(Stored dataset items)
★ ★ ★ ★ ★ ★ ★
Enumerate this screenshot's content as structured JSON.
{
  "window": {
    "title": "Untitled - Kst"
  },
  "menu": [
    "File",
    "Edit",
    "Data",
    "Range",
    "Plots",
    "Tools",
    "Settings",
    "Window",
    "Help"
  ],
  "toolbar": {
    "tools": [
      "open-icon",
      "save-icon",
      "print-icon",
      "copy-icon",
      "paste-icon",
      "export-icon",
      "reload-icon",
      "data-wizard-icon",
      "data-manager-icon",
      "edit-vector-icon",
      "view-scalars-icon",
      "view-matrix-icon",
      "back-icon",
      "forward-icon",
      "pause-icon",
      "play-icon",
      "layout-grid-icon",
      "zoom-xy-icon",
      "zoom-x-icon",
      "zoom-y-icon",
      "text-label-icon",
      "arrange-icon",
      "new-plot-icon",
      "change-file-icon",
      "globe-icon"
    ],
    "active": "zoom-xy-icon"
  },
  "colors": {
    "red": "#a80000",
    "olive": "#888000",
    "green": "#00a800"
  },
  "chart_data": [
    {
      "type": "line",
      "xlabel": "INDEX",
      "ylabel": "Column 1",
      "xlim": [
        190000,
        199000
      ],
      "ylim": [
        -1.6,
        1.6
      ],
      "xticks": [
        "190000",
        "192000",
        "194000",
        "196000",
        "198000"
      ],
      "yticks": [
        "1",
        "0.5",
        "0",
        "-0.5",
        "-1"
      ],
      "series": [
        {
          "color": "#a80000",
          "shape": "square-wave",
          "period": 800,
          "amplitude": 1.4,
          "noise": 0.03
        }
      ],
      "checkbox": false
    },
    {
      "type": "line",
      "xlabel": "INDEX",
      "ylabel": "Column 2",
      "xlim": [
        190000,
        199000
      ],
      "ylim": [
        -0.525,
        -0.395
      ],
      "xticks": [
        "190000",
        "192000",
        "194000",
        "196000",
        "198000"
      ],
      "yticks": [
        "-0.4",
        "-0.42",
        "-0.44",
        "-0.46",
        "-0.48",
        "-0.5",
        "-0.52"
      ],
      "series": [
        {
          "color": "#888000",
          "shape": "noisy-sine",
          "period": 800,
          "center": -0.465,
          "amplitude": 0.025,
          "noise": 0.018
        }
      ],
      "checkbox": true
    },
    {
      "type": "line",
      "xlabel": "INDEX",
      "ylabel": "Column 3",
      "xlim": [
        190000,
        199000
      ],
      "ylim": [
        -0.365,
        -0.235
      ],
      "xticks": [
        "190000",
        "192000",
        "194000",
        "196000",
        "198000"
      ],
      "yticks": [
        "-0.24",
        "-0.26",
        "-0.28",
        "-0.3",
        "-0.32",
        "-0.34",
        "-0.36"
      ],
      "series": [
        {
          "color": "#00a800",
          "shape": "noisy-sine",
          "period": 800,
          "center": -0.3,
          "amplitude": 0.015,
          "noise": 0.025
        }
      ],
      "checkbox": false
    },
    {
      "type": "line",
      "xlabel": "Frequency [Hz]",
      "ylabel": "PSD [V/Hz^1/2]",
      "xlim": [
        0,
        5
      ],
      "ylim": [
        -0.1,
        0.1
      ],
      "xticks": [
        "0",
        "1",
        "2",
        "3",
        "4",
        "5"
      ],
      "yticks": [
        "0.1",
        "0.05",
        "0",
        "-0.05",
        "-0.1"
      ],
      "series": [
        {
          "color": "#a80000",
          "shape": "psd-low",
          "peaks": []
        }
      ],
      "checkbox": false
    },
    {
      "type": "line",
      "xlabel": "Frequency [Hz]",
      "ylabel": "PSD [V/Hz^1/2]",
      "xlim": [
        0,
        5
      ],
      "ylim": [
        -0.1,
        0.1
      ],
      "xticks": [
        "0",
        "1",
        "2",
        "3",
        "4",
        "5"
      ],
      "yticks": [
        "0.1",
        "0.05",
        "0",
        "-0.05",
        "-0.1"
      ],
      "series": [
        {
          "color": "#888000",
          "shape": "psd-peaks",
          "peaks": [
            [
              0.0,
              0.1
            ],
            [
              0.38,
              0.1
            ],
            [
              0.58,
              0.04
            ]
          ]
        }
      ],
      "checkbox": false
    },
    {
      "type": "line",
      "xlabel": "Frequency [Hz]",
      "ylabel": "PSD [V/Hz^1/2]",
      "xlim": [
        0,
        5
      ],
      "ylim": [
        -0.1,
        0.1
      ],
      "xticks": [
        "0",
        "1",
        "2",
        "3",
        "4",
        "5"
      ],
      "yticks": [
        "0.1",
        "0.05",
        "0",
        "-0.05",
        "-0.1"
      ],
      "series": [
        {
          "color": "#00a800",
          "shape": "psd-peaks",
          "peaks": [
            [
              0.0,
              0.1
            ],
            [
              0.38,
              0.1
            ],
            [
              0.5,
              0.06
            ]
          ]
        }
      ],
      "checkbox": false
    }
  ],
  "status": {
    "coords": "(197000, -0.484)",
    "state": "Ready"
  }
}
★ ★ ★ ★ ★ ★ ★
* Problem statement *
Repeat the records exactly, including every line.

* Solved problem *
Enumerate this screenshot's content as structured JSON.
{
  "window": {
    "title": "Untitled - Kst"
  },
  "menu": [
    "File",
    "Edit",
    "Data",
    "Range",
    "Plots",
    "Tools",
    "Settings",
    "Window",
    "Help"
  ],
  "toolbar": {
    "tools": [
      "open-icon",
      "save-icon",
      "print-icon",
      "copy-icon",
      "paste-icon",
      "export-icon",
      "reload-icon",
      "data-wizard-icon",
      "data-manager-icon",
      "edit-vector-icon",
      "view-scalars-icon",
      "view-matrix-icon",
      "back-icon",
      "forward-icon",
      "pause-icon",
      "play-icon",
      "layout-grid-icon",
      "zoom-xy-icon",
      "zoom-x-icon",
      "zoom-y-icon",
      "text-label-icon",
      "arrange-icon",
      "new-plot-icon",
      "change-file-icon",
      "globe-icon"
    ],
    "active": "zoom-xy-icon"
  },
  "colors": {
    "red": "#a80000",
    "olive": "#888000",
    "green": "#00a800"
  },
  "chart_data": [
    {
      "type": "line",
      "xlabel": "INDEX",
      "ylabel": "Column 1",
      "xlim": [
        190000,
        199000
      ],
      "ylim": [
        -1.6,
        1.6
      ],
      "xticks": [
        "190000",
        "192000",
        "194000",
        "196000",
        "198000"
      ],
      "yticks": [
        "1",
        "0.5",
        "0",
        "-0.5",
        "-1"
      ],
      "series": [
        {
          "color": "#a80000",
          "shape": "square-wave",
          "period": 800,
          "amplitude": 1.4,
          "noise": 0.03
        }
      ],
      "checkbox": false
    },
    {
      "type": "line",
      "xlabel": "INDEX",
      "ylabel": "Column 2",
      "xlim": [
        190000,
        199000
      ],
      "ylim": [
        -0.525,
        -0.395
      ],
      "xticks": [
        "190000",
        "192000",
        "194000",
        "196000",
        "198000"
      ],
      "yticks": [
        "-0.4",
        "-0.42",
        "-0.44",
        "-0.46",
        "-0.48",
        "-0.5",
        "-0.52"
      ],
      "series": [
        {
          "color": "#888000",
          "shape": "noisy-sine",
          "period": 800,
          "center": -0.465,
          "amplitude": 0.025,
          "noise": 0.018
        }
      ],
      "checkbox": true
    },
    {
      "type": "line",
      "xlabel": "INDEX",
      "ylabel": "Column 3",
      "xlim": [
        190000,
        199000
      ],
      "ylim": [
        -0.365,
        -0.235
      ],
      "xticks": [
        "190000",
        "192000",
        "194000",
        "196000",
        "198000"
      ],
      "yticks": [
        "-0.24",
        "-0.26",
        "-0.28",
        "-0.3",
        "-0.32",
        "-0.34",
        "-0.36"
      ],
      "series": [
        {
          "color": "#00a800",
          "shape": "noisy-sine",
          "period": 800,
          "center": -0.3,
          "amplitude": 0.015,
          "noise": 0.025
        }
      ],
      "checkbox": false
    },
    {
      "type": "line",
      "xlabel": "Frequency [Hz]",
      "ylabel": "PSD [V/Hz^1/2]",
      "xlim": [
        0,
        5
      ],
      "ylim": [
        -0.1,
        0.1
      ],
      "xticks": [
        "0",
        "1",
        "2",
        "3",
        "4",
        "5"
      ],
      "yticks": [
        "0.1",
        "0.05",
        "0",
        "-0.05",
        "-0.1"
      ],
      "series": [
        {
          "color": "#a80000",
          "shape": "psd-low",
          "peaks": []
        }
      ],
      "checkbox": false
    },
    {
      "type": "line",
      "xlabel": "Frequency [Hz]",
      "ylabel": "PSD [V/Hz^1/2]",
      "xlim": [
        0,
        5
      ],
      "ylim": [
        -0.1,
        0.1
      ],
      "xticks": [
        "0",
        "1",
        "2",
        "3",
        "4",
        "5"
      ],
      "yticks": [
        "0.1",
        "0.05",
        "0",
        "-0.05",
        "-0.1"
      ],
      "series": [
        {
          "color": "#888000",
          "shape": "psd-peaks",
          "peaks": [
            [
              0.0,
              0.1
            ],
            [
              0.38,
              0.1
            ],
            [
              0.58,
              0.04
            ]
          ]
        }
      ],
      "checkbox": false
    },
    {
      "type": "line",
      "xlabel": "Frequency [Hz]",
      "ylabel": "PSD [V/Hz^1/2]",
      "xlim": [
        0,
        5
      ],
      "ylim": [
        -0.1,
        0.1
      ],
      "xticks": [
        "0",
        "1",
        "2",
        "3",
        "4",
        "5"
      ],
      "yticks": [
        "0.1",
        "0.05",
        "0",
        "-0.05",
        "-0.1"
      ],
      "series": [
        {
          "color": "#00a800",
          "shape": "psd-peaks",
          "peaks": [
            [
              0.0,
              0.1
            ],
            [
              0.38,
              0.1
            ],
            [
              0.5,
              0.06
            ]
          ]
        }
      ],
      "checkbox": false
    }
  ],
  "status": {
    "coords": "(197000, -0.484)",
    "state": "Ready"
  }
}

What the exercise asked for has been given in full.